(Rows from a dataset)
• • • • • • •

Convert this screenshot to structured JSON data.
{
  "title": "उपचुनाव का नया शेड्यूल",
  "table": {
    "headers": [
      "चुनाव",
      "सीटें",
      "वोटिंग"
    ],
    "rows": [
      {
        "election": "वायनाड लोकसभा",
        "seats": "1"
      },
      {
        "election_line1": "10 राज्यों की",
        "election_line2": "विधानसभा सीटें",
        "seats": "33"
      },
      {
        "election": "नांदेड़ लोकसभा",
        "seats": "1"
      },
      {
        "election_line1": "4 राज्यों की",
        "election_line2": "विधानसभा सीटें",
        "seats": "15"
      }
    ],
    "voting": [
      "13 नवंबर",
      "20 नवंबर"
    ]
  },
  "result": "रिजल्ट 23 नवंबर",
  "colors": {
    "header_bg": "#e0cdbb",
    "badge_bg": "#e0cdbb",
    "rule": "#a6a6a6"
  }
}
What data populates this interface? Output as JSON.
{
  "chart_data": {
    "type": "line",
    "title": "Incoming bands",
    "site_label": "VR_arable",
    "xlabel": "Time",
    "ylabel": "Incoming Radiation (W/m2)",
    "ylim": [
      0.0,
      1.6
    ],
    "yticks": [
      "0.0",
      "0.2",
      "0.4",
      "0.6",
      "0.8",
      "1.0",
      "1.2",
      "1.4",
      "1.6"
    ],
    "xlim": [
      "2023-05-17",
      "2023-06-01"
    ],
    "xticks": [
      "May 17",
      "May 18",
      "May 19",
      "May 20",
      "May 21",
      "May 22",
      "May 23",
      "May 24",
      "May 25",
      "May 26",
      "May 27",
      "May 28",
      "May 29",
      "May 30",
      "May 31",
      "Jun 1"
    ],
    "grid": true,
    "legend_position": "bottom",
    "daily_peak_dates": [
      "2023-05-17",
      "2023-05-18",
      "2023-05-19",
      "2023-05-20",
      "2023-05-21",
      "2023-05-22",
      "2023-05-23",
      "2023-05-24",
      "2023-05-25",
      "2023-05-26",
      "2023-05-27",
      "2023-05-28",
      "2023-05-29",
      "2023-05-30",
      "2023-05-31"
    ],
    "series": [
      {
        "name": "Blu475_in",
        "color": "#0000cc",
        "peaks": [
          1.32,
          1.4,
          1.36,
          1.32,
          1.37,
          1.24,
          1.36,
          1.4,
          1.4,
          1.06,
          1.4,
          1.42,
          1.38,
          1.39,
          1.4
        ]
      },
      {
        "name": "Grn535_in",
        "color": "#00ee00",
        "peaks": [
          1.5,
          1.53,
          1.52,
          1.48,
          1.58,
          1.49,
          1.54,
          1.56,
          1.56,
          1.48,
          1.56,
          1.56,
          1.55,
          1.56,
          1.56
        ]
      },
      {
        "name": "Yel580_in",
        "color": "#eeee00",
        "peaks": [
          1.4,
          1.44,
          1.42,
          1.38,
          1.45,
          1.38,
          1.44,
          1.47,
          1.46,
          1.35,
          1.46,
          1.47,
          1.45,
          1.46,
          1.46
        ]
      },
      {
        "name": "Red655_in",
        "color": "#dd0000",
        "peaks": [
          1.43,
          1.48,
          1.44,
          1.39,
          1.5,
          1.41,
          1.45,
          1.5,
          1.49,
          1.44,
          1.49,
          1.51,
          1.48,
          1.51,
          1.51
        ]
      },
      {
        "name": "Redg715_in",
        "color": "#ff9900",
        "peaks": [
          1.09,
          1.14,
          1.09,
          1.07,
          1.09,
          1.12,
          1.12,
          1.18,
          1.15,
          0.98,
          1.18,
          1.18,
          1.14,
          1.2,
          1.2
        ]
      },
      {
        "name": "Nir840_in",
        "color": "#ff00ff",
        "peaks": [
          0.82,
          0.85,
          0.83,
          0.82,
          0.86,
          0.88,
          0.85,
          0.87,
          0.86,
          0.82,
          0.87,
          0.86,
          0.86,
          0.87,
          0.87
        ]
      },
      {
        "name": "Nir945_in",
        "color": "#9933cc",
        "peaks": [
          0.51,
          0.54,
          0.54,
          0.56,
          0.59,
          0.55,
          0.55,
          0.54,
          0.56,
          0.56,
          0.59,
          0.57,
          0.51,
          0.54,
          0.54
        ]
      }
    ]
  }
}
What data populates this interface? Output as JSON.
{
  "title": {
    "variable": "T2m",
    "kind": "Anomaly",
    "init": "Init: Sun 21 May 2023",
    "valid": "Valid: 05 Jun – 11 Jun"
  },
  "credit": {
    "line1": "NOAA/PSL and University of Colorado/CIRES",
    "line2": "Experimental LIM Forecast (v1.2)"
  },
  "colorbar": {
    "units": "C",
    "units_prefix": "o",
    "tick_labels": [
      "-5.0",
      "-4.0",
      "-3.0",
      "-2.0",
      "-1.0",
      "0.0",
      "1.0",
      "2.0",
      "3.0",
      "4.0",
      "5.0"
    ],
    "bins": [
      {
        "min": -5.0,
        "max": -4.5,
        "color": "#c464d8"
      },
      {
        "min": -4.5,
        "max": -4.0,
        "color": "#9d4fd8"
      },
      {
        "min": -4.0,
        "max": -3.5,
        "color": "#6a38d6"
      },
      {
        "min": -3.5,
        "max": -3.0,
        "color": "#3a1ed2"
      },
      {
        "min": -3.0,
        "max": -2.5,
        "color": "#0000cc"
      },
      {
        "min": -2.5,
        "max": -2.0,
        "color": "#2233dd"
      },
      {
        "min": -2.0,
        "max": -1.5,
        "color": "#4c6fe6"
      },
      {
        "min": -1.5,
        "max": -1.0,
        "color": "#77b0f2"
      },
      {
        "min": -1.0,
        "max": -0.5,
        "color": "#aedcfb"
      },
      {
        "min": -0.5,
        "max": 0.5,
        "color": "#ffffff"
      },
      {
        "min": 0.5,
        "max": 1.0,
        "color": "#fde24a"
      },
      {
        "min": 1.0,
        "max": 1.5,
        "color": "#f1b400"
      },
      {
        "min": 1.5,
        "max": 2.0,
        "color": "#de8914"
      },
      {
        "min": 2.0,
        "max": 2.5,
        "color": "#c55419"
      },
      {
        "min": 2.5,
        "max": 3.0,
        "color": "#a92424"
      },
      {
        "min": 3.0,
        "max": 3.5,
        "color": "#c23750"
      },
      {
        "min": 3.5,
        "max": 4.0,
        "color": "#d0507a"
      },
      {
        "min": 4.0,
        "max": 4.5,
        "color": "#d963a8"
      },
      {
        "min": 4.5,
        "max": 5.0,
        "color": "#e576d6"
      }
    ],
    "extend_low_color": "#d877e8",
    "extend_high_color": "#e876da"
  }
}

• • • • • • •

What you need to do: Repeat every record, exactly as written.

Exercise answer:
Convert this screenshot to structured JSON data.
{
  "title": "उपचुनाव का नया शेड्यूल",
  "table": {
    "headers": [
      "चुनाव",
      "सीटें",
      "वोटिंग"
    ],
    "rows": [
      {
        "election": "वायनाड लोकसभा",
        "seats": "1"
      },
      {
        "election_line1": "10 राज्यों की",
        "election_line2": "विधानसभा सीटें",
        "seats": "33"
      },
      {
        "election": "नांदेड़ लोकसभा",
        "seats": "1"
      },
      {
        "election_line1": "4 राज्यों की",
        "election_line2": "विधानसभा सीटें",
        "seats": "15"
      }
    ],
    "voting": [
      "13 नवंबर",
      "20 नवंबर"
    ]
  },
  "result": "रिजल्ट 23 नवंबर",
  "colors": {
    "header_bg": "#e0cdbb",
    "badge_bg": "#e0cdbb",
    "rule": "#a6a6a6"
  }
}
What data populates this interface? Output as JSON.
{
  "chart_data": {
    "type": "line",
    "title": "Incoming bands",
    "site_label": "VR_arable",
    "xlabel": "Time",
    "ylabel": "Incoming Radiation (W/m2)",
    "ylim": [
      0.0,
      1.6
    ],
    "yticks": [
      "0.0",
      "0.2",
      "0.4",
      "0.6",
      "0.8",
      "1.0",
      "1.2",
      "1.4",
      "1.6"
    ],
    "xlim": [
      "2023-05-17",
      "2023-06-01"
    ],
    "xticks": [
      "May 17",
      "May 18",
      "May 19",
      "May 20",
      "May 21",
      "May 22",
      "May 23",
      "May 24",
      "May 25",
      "May 26",
      "May 27",
      "May 28",
      "May 29",
      "May 30",
      "May 31",
      "Jun 1"
    ],
    "grid": true,
    "legend_position": "bottom",
    "daily_peak_dates": [
      "2023-05-17",
      "2023-05-18",
      "2023-05-19",
      "2023-05-20",
      "2023-05-21",
      "2023-05-22",
      "2023-05-23",
      "2023-05-24",
      "2023-05-25",
      "2023-05-26",
      "2023-05-27",
      "2023-05-28",
      "2023-05-29",
      "2023-05-30",
      "2023-05-31"
    ],
    "series": [
      {
        "name": "Blu475_in",
        "color": "#0000cc",
        "peaks": [
          1.32,
          1.4,
          1.36,
          1.32,
          1.37,
          1.24,
          1.36,
          1.4,
          1.4,
          1.06,
          1.4,
          1.42,
          1.38,
          1.39,
          1.4
        ]
      },
      {
        "name": "Grn535_in",
        "color": "#00ee00",
        "peaks": [
          1.5,
          1.53,
          1.52,
          1.48,
          1.58,
          1.49,
          1.54,
          1.56,
          1.56,
          1.48,
          1.56,
          1.56,
          1.55,
          1.56,
          1.56
        ]
      },
      {
        "name": "Yel580_in",
        "color": "#eeee00",
        "peaks": [
          1.4,
          1.44,
          1.42,
          1.38,
          1.45,
          1.38,
          1.44,
          1.47,
          1.46,
          1.35,
          1.46,
          1.47,
          1.45,
          1.46,
          1.46
        ]
      },
      {
        "name": "Red655_in",
        "color": "#dd0000",
        "peaks": [
          1.43,
          1.48,
          1.44,
          1.39,
          1.5,
          1.41,
          1.45,
          1.5,
          1.49,
          1.44,
          1.49,
          1.51,
          1.48,
          1.51,
          1.51
        ]
      },
      {
        "name": "Redg715_in",
        "color": "#ff9900",
        "peaks": [
          1.09,
          1.14,
          1.09,
          1.07,
          1.09,
          1.12,
          1.12,
          1.18,
          1.15,
          0.98,
          1.18,
          1.18,
          1.14,
          1.2,
          1.2
        ]
      },
      {
        "name": "Nir840_in",
        "color": "#ff00ff",
        "peaks": [
          0.82,
          0.85,
          0.83,
          0.82,
          0.86,
          0.88,
          0.85,
          0.87,
          0.86,
          0.82,
          0.87,
          0.86,
          0.86,
          0.87,
          0.87
        ]
      },
      {
        "name": "Nir945_in",
        "color": "#9933cc",
        "peaks": [
          0.51,
          0.54,
          0.54,
          0.56,
          0.59,
          0.55,
          0.55,
          0.54,
          0.56,
          0.56,
          0.59,
          0.57,
          0.51,
          0.54,
          0.54
        ]
      }
    ]
  }
}
What data populates this interface? Output as JSON.
{
  "title": {
    "variable": "T2m",
    "kind": "Anomaly",
    "init": "Init: Sun 21 May 2023",
    "valid": "Valid: 05 Jun – 11 Jun"
  },
  "credit": {
    "line1": "NOAA/PSL and University of Colorado/CIRES",
    "line2": "Experimental LIM Forecast (v1.2)"
  },
  "colorbar": {
    "units": "C",
    "units_prefix": "o",
    "tick_labels": [
      "-5.0",
      "-4.0",
      "-3.0",
      "-2.0",
      "-1.0",
      "0.0",
      "1.0",
      "2.0",
      "3.0",
      "4.0",
      "5.0"
    ],
    "bins": [
      {
        "min": -5.0,
        "max": -4.5,
        "color": "#c464d8"
      },
      {
        "min": -4.5,
        "max": -4.0,
        "color": "#9d4fd8"
      },
      {
        "min": -4.0,
        "max": -3.5,
        "color": "#6a38d6"
      },
      {
        "min": -3.5,
        "max": -3.0,
        "color": "#3a1ed2"
      },
      {
        "min": -3.0,
        "max": -2.5,
        "color": "#0000cc"
      },
      {
        "min": -2.5,
        "max": -2.0,
        "color": "#2233dd"
      },
      {
        "min": -2.0,
        "max": -1.5,
        "color": "#4c6fe6"
      },
      {
        "min": -1.5,
        "max": -1.0,
        "color": "#77b0f2"
      },
      {
        "min": -1.0,
        "max": -0.5,
        "color": "#aedcfb"
      },
      {
        "min": -0.5,
        "max": 0.5,
        "color": "#ffffff"
      },
      {
        "min": 0.5,
        "max": 1.0,
        "color": "#fde24a"
      },
      {
        "min": 1.0,
        "max": 1.5,
        "color": "#f1b400"
      },
      {
        "min": 1.5,
        "max": 2.0,
        "color": "#de8914"
      },
      {
        "min": 2.0,
        "max": 2.5,
        "color": "#c55419"
      },
      {
        "min": 2.5,
        "max": 3.0,
        "color": "#a92424"
      },
      {
        "min": 3.0,
        "max": 3.5,
        "color": "#c23750"
      },
      {
        "min": 3.5,
        "max": 4.0,
        "color": "#d0507a"
      },
      {
        "min": 4.0,
        "max": 4.5,
        "color": "#d963a8"
      },
      {
        "min": 4.5,
        "max": 5.0,
        "color": "#e576d6"
      }
    ],
    "extend_low_color": "#d877e8",
    "extend_high_color": "#e876da"
  }
}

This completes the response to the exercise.